Exercise requirements => Extract and list every line that contains the word "this".

------------------------------------------------------------------------

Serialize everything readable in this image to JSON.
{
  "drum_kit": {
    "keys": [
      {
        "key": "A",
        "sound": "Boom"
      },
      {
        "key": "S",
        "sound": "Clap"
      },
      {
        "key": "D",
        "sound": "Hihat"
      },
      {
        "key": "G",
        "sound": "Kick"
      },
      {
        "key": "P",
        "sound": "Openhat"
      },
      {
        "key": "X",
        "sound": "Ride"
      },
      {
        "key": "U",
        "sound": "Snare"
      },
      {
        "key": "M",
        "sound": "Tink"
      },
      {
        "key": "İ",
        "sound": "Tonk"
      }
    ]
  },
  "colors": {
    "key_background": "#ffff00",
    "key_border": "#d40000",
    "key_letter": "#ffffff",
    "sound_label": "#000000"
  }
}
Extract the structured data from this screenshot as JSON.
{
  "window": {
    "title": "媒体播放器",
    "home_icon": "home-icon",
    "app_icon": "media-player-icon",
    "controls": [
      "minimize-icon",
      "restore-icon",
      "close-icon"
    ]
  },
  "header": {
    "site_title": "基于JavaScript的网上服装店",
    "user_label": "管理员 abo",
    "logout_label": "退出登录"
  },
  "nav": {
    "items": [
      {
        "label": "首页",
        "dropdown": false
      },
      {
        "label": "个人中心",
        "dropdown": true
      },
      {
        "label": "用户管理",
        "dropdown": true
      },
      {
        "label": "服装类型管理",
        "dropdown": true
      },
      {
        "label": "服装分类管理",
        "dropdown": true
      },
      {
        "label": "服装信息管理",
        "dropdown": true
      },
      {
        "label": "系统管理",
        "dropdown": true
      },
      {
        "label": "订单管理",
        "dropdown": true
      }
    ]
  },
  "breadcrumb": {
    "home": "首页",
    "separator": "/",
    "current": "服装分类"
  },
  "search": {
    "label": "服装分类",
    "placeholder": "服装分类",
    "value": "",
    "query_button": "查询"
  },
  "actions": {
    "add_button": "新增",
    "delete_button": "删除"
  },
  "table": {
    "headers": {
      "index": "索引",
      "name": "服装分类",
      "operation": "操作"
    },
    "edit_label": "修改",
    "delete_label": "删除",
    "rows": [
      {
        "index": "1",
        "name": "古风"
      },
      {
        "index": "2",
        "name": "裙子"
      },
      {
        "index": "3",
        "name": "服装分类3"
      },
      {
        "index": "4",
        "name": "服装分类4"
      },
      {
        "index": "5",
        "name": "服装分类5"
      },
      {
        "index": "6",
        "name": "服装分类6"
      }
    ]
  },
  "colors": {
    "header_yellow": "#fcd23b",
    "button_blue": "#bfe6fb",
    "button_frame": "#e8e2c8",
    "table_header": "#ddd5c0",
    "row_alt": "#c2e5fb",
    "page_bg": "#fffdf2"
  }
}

------------------------------------------------------------------------

Output =>
Serialize everything readable in this image to JSON.
Extract the structured data from this screenshot as JSON.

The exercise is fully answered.